Despite Shishkin’s successes in landscape- painting, his close friends strongly advised him to pay attention to expressive devices, particularly in conveying qualities of light and air. One had only to think of the fine colouring in the works of Repin and Surikov which were well- known by that time to appreciate the good sense of this advice. As a result, the appealing thing in Shishkin’s pictures Misty Morning (1885, GorkyStateArt Museum) and Pine-Trees in Sunlight (1886, TRETYAKOV GALLERY, MOSCOW) is not so much the composition as the harmony of chiaroscuro and colour. The same goes for other landscapes, such as Oaks (1887, RUSSIAN MUSEUM, SAINT PETERSBURG), Golden Autumn (1888, PermStateArtGallery) and others.
Forest life is well conveyed in Morning in a Pine Forest (1889, TRETYAKOV GALLERY, MOSCOW), which Shishkin painted with K. A. Savitsky, and in Rain in an Oak Forest (1891, TRETYAKOV GALLERY, MOSCOW).
Apart from painting, Shishkin was also a master of drawing and engraving. His drawing went through the same evolution as his painting. Those of the eighties, which were executed in charcoal and chalk, are much more expressive than the pen-drawings of the sixties. In 1891 more than 600 etudes and etchings were exhibited at the Academy. The exhibition gave a good idea of the scope of this artist who was deeply aware of and sought to express the beauty and heroic power of the Russian countryside.
Shishkin’s career culminated in the grand composition Grove of Ship Timber (1898, RUSSIAN MUSEUM, SAINT PETERSBURG), in which the artist’s experience and mastery expressed the indelible impressions of his childhood. The painting, completed not long before the artist’s death, depicts the Afonasov grove of ship-building timber near Yelabuga. It displays that familiar combination of great and small, of mighty and fragile, which Shishkin saw so clearly in the scenery of his homeland, and which he loved and glorified so sincerely in his art.
Shishkin died suddenly, on 8 March 1898, while working on the painting Forest Kingdom.

**Questions on the material:**
(1) In the text about Shishkin, what painting was he working on when he died?
(2) Print the stretch of the Shishkin text from "Shishkin’s career culminated" through "painting Forest Kingdom.".
The records come from a separate source.

**Supplied records:**

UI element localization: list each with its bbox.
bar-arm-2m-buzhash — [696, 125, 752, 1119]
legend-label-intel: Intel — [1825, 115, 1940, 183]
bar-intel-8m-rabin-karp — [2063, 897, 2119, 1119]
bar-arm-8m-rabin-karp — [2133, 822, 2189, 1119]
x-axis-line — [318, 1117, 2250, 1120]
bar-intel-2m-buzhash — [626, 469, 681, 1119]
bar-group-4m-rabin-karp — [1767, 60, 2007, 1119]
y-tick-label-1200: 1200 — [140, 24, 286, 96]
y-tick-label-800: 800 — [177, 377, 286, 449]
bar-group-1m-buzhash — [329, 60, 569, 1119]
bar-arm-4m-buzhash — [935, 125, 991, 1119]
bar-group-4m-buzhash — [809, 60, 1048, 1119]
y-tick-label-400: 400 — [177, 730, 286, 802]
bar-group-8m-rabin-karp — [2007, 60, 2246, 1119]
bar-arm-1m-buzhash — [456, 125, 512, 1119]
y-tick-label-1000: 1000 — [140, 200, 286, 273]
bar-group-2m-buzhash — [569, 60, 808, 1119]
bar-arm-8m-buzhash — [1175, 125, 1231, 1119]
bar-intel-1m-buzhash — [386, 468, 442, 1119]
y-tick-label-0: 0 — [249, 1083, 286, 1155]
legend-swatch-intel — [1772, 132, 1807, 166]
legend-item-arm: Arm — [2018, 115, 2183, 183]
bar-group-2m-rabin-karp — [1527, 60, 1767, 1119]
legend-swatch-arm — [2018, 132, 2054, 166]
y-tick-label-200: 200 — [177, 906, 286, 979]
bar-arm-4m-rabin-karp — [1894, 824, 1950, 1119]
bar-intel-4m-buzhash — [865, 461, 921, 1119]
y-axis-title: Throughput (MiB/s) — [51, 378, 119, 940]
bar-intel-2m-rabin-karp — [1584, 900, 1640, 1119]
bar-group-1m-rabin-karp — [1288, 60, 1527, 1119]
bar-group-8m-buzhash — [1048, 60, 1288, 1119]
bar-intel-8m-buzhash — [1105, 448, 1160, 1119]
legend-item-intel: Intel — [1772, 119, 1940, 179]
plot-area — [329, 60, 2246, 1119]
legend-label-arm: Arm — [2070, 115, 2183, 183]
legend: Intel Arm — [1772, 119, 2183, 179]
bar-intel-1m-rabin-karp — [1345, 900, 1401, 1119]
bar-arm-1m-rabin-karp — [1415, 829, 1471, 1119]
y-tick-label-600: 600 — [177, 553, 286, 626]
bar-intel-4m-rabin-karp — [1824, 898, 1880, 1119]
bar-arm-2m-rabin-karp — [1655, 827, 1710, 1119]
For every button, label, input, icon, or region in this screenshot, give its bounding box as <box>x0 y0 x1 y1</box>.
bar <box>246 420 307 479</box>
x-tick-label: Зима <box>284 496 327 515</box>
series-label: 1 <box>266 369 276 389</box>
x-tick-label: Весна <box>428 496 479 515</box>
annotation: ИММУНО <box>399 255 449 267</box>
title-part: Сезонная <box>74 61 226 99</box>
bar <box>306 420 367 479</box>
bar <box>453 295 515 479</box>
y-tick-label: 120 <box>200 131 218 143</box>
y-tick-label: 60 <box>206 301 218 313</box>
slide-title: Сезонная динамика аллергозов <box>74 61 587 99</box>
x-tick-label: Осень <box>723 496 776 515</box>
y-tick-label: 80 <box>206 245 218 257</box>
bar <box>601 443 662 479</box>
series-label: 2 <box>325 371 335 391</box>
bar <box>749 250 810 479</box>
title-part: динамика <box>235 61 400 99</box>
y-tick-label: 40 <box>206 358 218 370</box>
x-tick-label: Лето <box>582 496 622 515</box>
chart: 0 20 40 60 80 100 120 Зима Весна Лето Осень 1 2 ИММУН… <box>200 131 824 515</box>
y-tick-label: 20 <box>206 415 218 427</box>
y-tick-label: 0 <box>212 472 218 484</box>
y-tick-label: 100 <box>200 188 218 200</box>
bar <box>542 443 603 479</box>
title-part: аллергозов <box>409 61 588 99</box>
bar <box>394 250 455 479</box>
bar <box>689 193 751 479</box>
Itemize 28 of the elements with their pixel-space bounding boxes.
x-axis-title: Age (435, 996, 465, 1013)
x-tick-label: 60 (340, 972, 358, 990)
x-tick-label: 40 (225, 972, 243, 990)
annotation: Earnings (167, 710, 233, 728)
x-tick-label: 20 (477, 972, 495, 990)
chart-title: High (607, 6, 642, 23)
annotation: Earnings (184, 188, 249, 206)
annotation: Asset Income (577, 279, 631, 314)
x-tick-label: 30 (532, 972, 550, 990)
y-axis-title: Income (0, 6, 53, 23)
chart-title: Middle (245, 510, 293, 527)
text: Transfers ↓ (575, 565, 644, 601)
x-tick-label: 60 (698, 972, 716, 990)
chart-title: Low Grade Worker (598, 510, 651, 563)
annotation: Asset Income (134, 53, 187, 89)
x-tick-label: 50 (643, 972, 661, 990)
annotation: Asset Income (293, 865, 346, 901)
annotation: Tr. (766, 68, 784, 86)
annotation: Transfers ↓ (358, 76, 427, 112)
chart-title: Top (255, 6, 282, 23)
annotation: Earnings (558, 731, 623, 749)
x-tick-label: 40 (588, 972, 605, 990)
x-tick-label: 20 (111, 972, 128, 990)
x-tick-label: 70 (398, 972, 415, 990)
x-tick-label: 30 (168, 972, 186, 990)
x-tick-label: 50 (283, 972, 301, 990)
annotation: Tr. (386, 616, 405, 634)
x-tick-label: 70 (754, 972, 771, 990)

**Activity answers:**
(1) He was working on the painting Forest Kingdom.

(2)
Shishkin’s career culminated in the grand composition Grove of Ship Timber (1898, RUSSIAN MUSEUM, SAINT PETERSBURG), in which the artist’s experience and mastery expressed the indelible impressions of his childhood. The painting, completed not long before the artist’s death, depicts the Afonasov grove of ship-building timber near Yelabuga. It displays that familiar combination of great and small, of mighty and fragile, which Shishkin saw so clearly in the scenery of his homeland, and which he loved and glorified so sincerely in his art.
Shishkin died suddenly, on 8 March 1898, while working on the painting Forest Kingdom.